= Task statement =
Repeat the data verbatim.

======== Working data

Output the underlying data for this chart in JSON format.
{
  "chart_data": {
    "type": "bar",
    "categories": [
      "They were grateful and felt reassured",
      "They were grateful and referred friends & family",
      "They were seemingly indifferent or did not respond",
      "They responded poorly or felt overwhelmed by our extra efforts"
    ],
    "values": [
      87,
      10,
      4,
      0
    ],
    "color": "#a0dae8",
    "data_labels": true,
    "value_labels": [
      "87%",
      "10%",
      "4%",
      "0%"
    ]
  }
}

================

= Exercise solution =
Output the underlying data for this chart in JSON format.
{
  "chart_data": {
    "type": "bar",
    "categories": [
      "They were grateful and felt reassured",
      "They were grateful and referred friends & family",
      "They were seemingly indifferent or did not respond",
      "They responded poorly or felt overwhelmed by our extra efforts"
    ],
    "values": [
      87,
      10,
      4,
      0
    ],
    "color": "#a0dae8",
    "data_labels": true,
    "value_labels": [
      "87%",
      "10%",
      "4%",
      "0%"
    ]
  }
}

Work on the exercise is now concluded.